GIVEN PROBLEM>
Return the whole listing exactly as it stands.

─── MATERIAL SHOWN ───

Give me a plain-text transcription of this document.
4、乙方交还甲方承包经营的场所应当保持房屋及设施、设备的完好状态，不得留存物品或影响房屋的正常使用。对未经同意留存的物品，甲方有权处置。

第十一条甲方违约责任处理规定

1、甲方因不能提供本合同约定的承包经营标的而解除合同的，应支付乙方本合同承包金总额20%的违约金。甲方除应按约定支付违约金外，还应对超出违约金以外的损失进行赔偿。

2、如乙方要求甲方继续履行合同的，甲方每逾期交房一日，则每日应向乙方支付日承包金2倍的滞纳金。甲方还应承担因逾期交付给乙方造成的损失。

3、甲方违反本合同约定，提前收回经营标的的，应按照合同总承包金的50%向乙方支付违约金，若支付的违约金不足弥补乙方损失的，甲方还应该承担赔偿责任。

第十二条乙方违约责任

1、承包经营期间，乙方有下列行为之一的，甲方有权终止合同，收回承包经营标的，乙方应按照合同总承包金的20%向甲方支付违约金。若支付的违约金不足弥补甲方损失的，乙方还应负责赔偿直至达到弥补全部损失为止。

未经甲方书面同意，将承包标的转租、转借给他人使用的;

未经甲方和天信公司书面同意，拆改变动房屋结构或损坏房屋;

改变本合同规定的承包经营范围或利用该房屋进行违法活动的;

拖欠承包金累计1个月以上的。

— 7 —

───

TASK RESPONSE>
Give me a plain-text transcription of this document.
4、乙方交还甲方承包经营的场所应当保持房屋及设施、设备的完好状态，不得留存物品或影响房屋的正常使用。对未经同意留存的物品，甲方有权处置。

第十一条甲方违约责任处理规定

1、甲方因不能提供本合同约定的承包经营标的而解除合同的，应支付乙方本合同承包金总额20%的违约金。甲方除应按约定支付违约金外，还应对超出违约金以外的损失进行赔偿。

2、如乙方要求甲方继续履行合同的，甲方每逾期交房一日，则每日应向乙方支付日承包金2倍的滞纳金。甲方还应承担因逾期交付给乙方造成的损失。

3、甲方违反本合同约定，提前收回经营标的的，应按照合同总承包金的50%向乙方支付违约金，若支付的违约金不足弥补乙方损失的，甲方还应该承担赔偿责任。

第十二条乙方违约责任

1、承包经营期间，乙方有下列行为之一的，甲方有权终止合同，收回承包经营标的，乙方应按照合同总承包金的20%向甲方支付违约金。若支付的违约金不足弥补甲方损失的，乙方还应负责赔偿直至达到弥补全部损失为止。

未经甲方书面同意，将承包标的转租、转借给他人使用的;

未经甲方和天信公司书面同意，拆改变动房屋结构或损坏房屋;

改变本合同规定的承包经营范围或利用该房屋进行违法活动的;

拖欠承包金累计1个月以上的。

— 7 —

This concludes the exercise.